*Work to complete:*
Repeat the records in full and exactly, omitting pictures.

*Saved entries:*

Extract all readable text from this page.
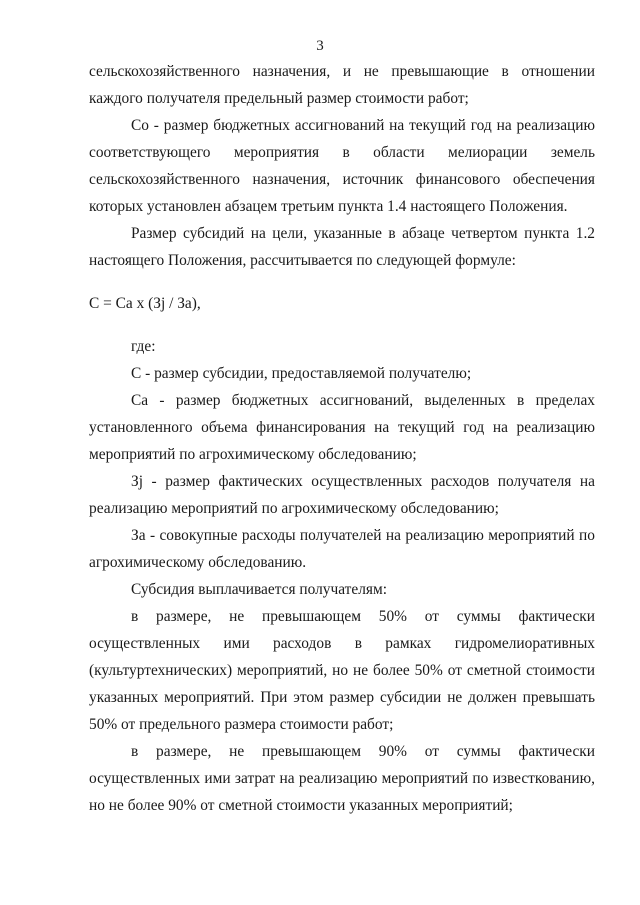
3

сельскохозяйственного назначения, и не превышающие в отношении каждого получателя предельный размер стоимости работ;

Со - размер бюджетных ассигнований на текущий год на реализацию соответствующего мероприятия в области мелиорации земель сельскохозяйственного назначения, источник финансового обеспечения которых установлен абзацем третьим пункта 1.4 настоящего Положения.

Размер субсидий на цели, указанные в абзаце четвертом пункта 1.2 настоящего Положения, рассчитывается по следующей формуле:

С = Са х (Зj / За),

где:

С - размер субсидии, предоставляемой получателю;

Са - размер бюджетных ассигнований, выделенных в пределах установленного объема финансирования на текущий год на реализацию мероприятий по агрохимическому обследованию;

Зj - размер фактических осуществленных расходов получателя на реализацию мероприятий по агрохимическому обследованию;

За - совокупные расходы получателей на реализацию мероприятий по агрохимическому обследованию.

Субсидия выплачивается получателям:

в размере, не превышающем 50% от суммы фактически осуществленных ими расходов в рамках гидромелиоративных (культуртехнических) мероприятий, но не более 50% от сметной стоимости указанных мероприятий. При этом размер субсидии не должен превышать 50% от предельного размера стоимости работ;

в размере, не превышающем 90% от суммы фактически осуществленных ими затрат на реализацию мероприятий по известкованию, но не более 90% от сметной стоимости указанных мероприятий;
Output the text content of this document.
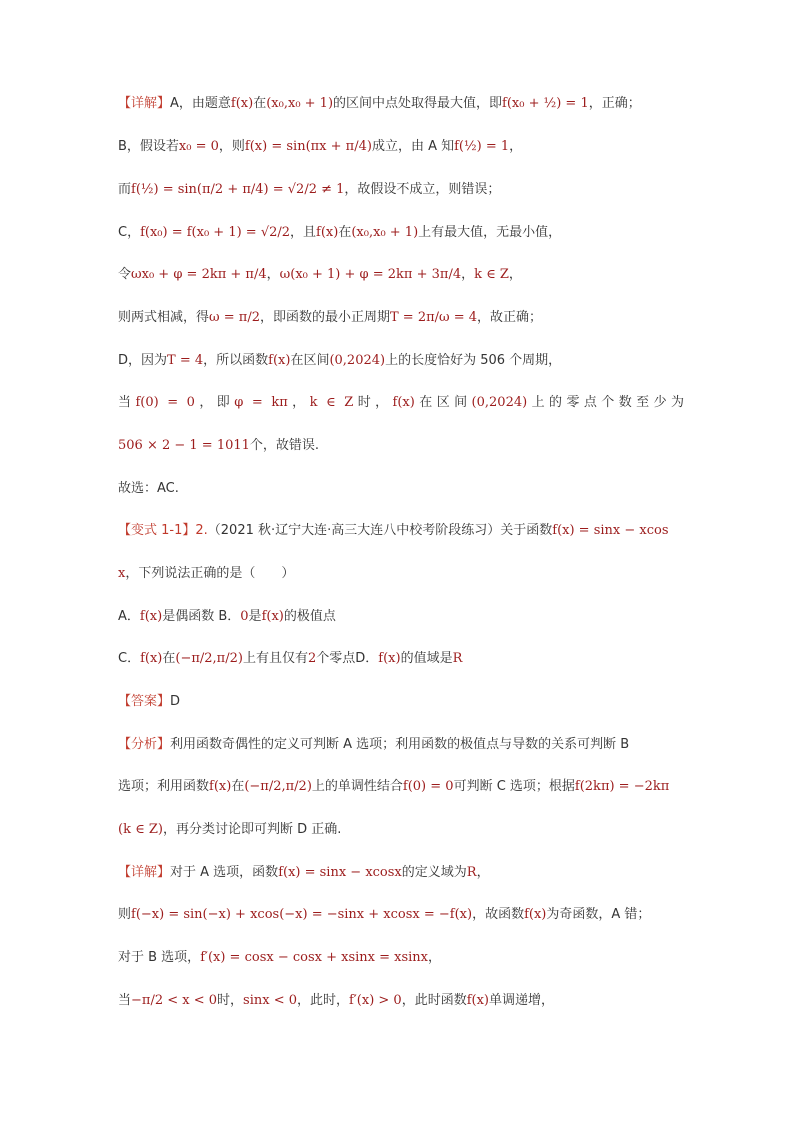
【详解】A，由题意f(x)在(x₀,x₀ + 1)的区间中点处取得最大值，即f(x₀ + ½) = 1，正确；
B，假设若x₀ = 0，则f(x) = sin(πx + π/4)成立，由 A 知f(½) = 1，
而f(½) = sin(π/2 + π/4) = √2/2 ≠ 1，故假设不成立，则错误；
C，f(x₀) = f(x₀ + 1) = √2/2，且f(x)在(x₀,x₀ + 1)上有最大值，无最小值，
令ωx₀ + φ = 2kπ + π/4，ω(x₀ + 1) + φ = 2kπ + 3π/4，k ∈ Z，
则两式相减，得ω = π/2，即函数的最小正周期T = 2π/ω = 4，故正确；
D，因为T = 4，所以函数f(x)在区间(0,2024)上的长度恰好为 506 个周期，
当f(0) = 0，即φ = kπ，k ∈ Z时，f(x)在区间(0,2024)上的零点个数至少为
506 × 2 − 1 = 1011个，故错误.
故选：AC.
【变式 1-1】2.（2021 秋·辽宁大连·高三大连八中校考阶段练习）关于函数f(x) = sinx − xcos
x，下列说法正确的是（　　）
A．f(x)是偶函数 B．0是f(x)的极值点
C．f(x)在(−π/2,π/2)上有且仅有2个零点D．f(x)的值域是R
【答案】D
【分析】利用函数奇偶性的定义可判断 A 选项；利用函数的极值点与导数的关系可判断 B
选项；利用函数f(x)在(−π/2,π/2)上的单调性结合f(0) = 0可判断 C 选项；根据f(2kπ) = −2kπ
(k ∈ Z)，再分类讨论即可判断 D 正确.
【详解】对于 A 选项，函数f(x) = sinx − xcosx的定义域为R，
则f(−x) = sin(−x) + xcos(−x) = −sinx + xcosx = −f(x)，故函数f(x)为奇函数，A 错；
对于 B 选项，f′(x) = cosx − cosx + xsinx = xsinx，
当−π/2 < x < 0时，sinx < 0，此时，f′(x) > 0，此时函数f(x)单调递增，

*Result of the exercise:*
Extract all readable text from this page.
3

сельскохозяйственного назначения, и не превышающие в отношении каждого получателя предельный размер стоимости работ;

Со - размер бюджетных ассигнований на текущий год на реализацию соответствующего мероприятия в области мелиорации земель сельскохозяйственного назначения, источник финансового обеспечения которых установлен абзацем третьим пункта 1.4 настоящего Положения.

Размер субсидий на цели, указанные в абзаце четвертом пункта 1.2 настоящего Положения, рассчитывается по следующей формуле:

С = Са х (Зj / За),

где:

С - размер субсидии, предоставляемой получателю;

Са - размер бюджетных ассигнований, выделенных в пределах установленного объема финансирования на текущий год на реализацию мероприятий по агрохимическому обследованию;

Зj - размер фактических осуществленных расходов получателя на реализацию мероприятий по агрохимическому обследованию;

За - совокупные расходы получателей на реализацию мероприятий по агрохимическому обследованию.

Субсидия выплачивается получателям:

в размере, не превышающем 50% от суммы фактически осуществленных ими расходов в рамках гидромелиоративных (культуртехнических) мероприятий, но не более 50% от сметной стоимости указанных мероприятий. При этом размер субсидии не должен превышать 50% от предельного размера стоимости работ;

в размере, не превышающем 90% от суммы фактически осуществленных ими затрат на реализацию мероприятий по известкованию, но не более 90% от сметной стоимости указанных мероприятий;
Output the text content of this document.
【详解】A，由题意f(x)在(x₀,x₀ + 1)的区间中点处取得最大值，即f(x₀ + ½) = 1，正确；
B，假设若x₀ = 0，则f(x) = sin(πx + π/4)成立，由 A 知f(½) = 1，
而f(½) = sin(π/2 + π/4) = √2/2 ≠ 1，故假设不成立，则错误；
C，f(x₀) = f(x₀ + 1) = √2/2，且f(x)在(x₀,x₀ + 1)上有最大值，无最小值，
令ωx₀ + φ = 2kπ + π/4，ω(x₀ + 1) + φ = 2kπ + 3π/4，k ∈ Z，
则两式相减，得ω = π/2，即函数的最小正周期T = 2π/ω = 4，故正确；
D，因为T = 4，所以函数f(x)在区间(0,2024)上的长度恰好为 506 个周期，
当f(0) = 0，即φ = kπ，k ∈ Z时，f(x)在区间(0,2024)上的零点个数至少为
506 × 2 − 1 = 1011个，故错误.
故选：AC.
【变式 1-1】2.（2021 秋·辽宁大连·高三大连八中校考阶段练习）关于函数f(x) = sinx − xcos
x，下列说法正确的是（　　）
A．f(x)是偶函数 B．0是f(x)的极值点
C．f(x)在(−π/2,π/2)上有且仅有2个零点D．f(x)的值域是R
【答案】D
【分析】利用函数奇偶性的定义可判断 A 选项；利用函数的极值点与导数的关系可判断 B
选项；利用函数f(x)在(−π/2,π/2)上的单调性结合f(0) = 0可判断 C 选项；根据f(2kπ) = −2kπ
(k ∈ Z)，再分类讨论即可判断 D 正确.
【详解】对于 A 选项，函数f(x) = sinx − xcosx的定义域为R，
则f(−x) = sin(−x) + xcos(−x) = −sinx + xcosx = −f(x)，故函数f(x)为奇函数，A 错；
对于 B 选项，f′(x) = cosx − cosx + xsinx = xsinx，
当−π/2 < x < 0时，sinx < 0，此时，f′(x) > 0，此时函数f(x)单调递增，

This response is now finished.